Examine each line of the data. Copy those that contain the string "will".

++++++++++++++++++++

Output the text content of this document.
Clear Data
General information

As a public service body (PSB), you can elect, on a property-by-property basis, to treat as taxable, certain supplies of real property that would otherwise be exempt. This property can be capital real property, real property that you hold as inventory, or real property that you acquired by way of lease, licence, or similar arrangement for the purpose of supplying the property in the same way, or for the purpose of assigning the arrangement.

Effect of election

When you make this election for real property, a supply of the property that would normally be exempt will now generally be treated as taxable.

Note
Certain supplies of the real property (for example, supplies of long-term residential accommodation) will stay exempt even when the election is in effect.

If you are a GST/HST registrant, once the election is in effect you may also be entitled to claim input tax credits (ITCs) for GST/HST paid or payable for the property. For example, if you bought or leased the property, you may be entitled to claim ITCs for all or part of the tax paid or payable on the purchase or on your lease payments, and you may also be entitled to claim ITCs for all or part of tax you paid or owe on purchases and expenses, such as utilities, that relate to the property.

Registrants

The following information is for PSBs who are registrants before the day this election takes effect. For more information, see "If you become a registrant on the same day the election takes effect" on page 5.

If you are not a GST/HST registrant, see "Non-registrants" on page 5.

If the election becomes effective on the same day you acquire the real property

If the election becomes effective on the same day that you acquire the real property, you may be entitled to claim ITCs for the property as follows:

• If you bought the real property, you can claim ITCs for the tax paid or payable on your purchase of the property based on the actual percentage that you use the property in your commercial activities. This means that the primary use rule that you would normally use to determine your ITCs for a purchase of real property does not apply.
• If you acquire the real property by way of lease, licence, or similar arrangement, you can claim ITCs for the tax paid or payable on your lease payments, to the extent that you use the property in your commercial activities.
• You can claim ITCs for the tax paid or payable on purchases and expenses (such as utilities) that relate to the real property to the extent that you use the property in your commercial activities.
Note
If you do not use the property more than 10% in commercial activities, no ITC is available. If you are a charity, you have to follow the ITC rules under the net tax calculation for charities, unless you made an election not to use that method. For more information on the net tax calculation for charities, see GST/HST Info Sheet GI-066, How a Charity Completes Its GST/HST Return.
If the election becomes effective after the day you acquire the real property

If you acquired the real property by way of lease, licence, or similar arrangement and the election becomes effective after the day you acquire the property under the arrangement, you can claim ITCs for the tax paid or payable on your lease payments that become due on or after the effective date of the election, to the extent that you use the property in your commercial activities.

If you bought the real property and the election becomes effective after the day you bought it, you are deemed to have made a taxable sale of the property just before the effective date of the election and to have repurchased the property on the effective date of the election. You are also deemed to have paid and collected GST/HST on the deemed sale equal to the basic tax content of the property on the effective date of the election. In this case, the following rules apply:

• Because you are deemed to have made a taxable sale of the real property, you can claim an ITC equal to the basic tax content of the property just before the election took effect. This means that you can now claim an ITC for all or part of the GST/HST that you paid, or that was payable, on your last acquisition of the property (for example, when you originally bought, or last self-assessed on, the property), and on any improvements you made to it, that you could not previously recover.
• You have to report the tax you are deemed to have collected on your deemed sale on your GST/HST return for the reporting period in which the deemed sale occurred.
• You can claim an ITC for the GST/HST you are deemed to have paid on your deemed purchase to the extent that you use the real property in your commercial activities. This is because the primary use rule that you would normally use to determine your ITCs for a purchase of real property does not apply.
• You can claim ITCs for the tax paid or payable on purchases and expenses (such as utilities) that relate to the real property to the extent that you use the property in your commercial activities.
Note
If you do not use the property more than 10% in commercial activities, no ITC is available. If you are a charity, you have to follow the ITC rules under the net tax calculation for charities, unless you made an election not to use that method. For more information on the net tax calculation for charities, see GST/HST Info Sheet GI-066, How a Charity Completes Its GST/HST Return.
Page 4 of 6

++++++++++++++++++++

=== Worked solution ===
When you make this election for real property, a supply of the property that would normally be exempt will now generally be treated as taxable.
Certain supplies of the real property (for example, supplies of long-term residential accommodation) will stay exempt even when the election is in effect.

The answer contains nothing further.